--- Data excerpts ---
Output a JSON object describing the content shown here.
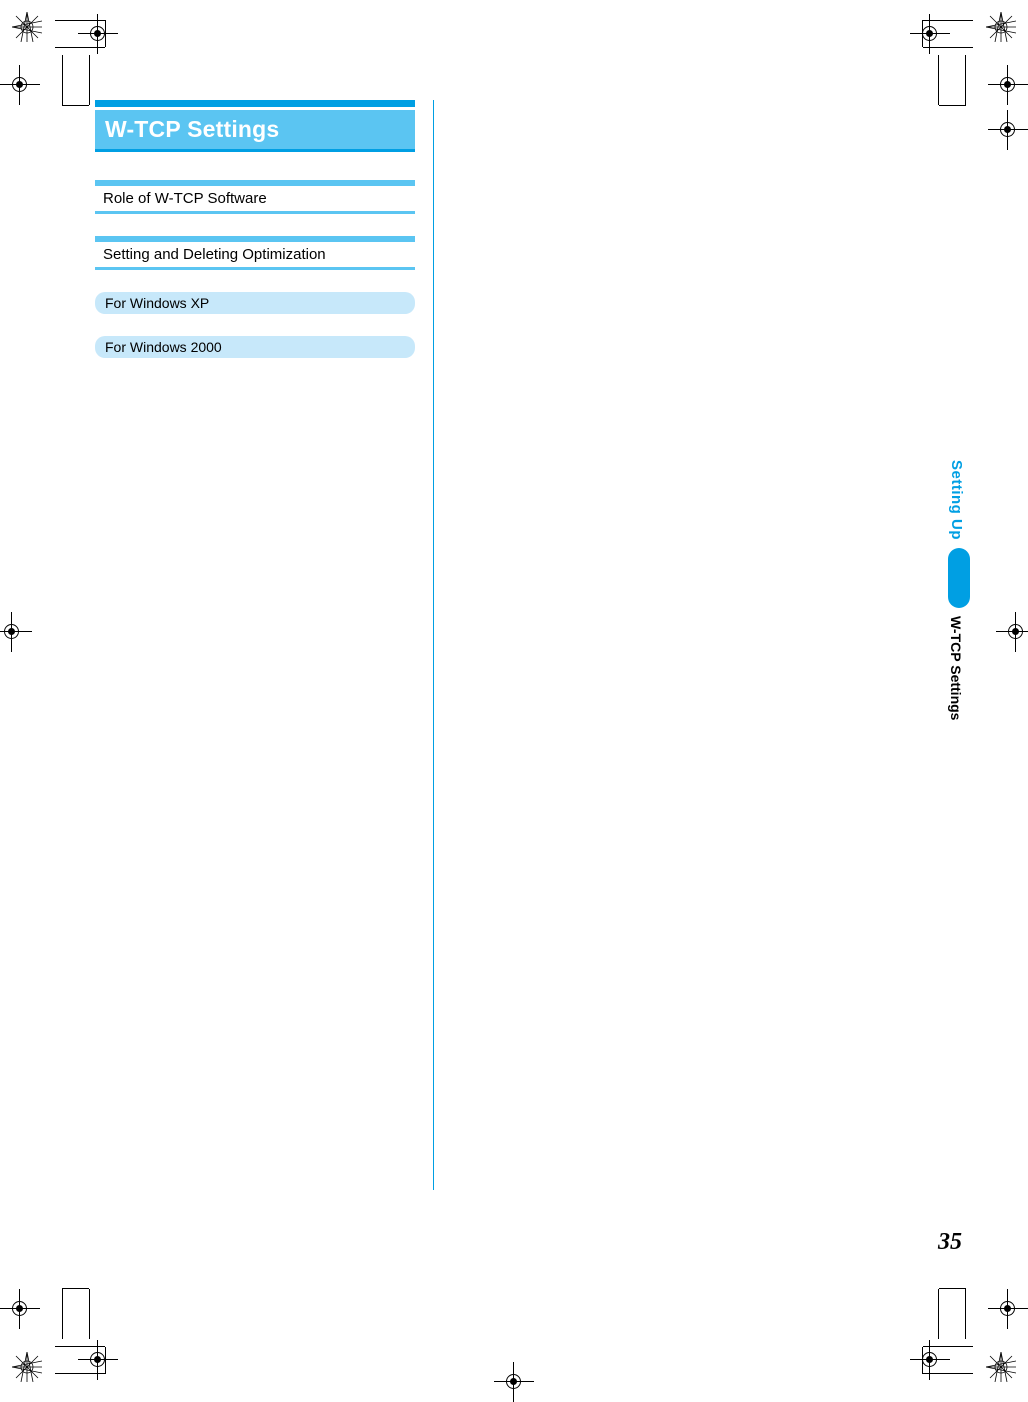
{
  "section_title": "W-TCP Settings",
  "subsections": [
    "Role of W-TCP Software",
    "Setting and Deleting Optimization"
  ],
  "os_items": [
    "For Windows XP",
    "For Windows 2000"
  ],
  "side_tab": {
    "category": "Setting Up",
    "topic": "W-TCP Settings"
  },
  "page_number": "35"
}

--- WHAT THE EXERCISE ASKS ---
What comes back should match the records exactly, minus any pictures.

--- FULL RESPONSE ---
Output a JSON object describing the content shown here.
{
  "section_title": "W-TCP Settings",
  "subsections": [
    "Role of W-TCP Software",
    "Setting and Deleting Optimization"
  ],
  "os_items": [
    "For Windows XP",
    "For Windows 2000"
  ],
  "side_tab": {
    "category": "Setting Up",
    "topic": "W-TCP Settings"
  },
  "page_number": "35"
}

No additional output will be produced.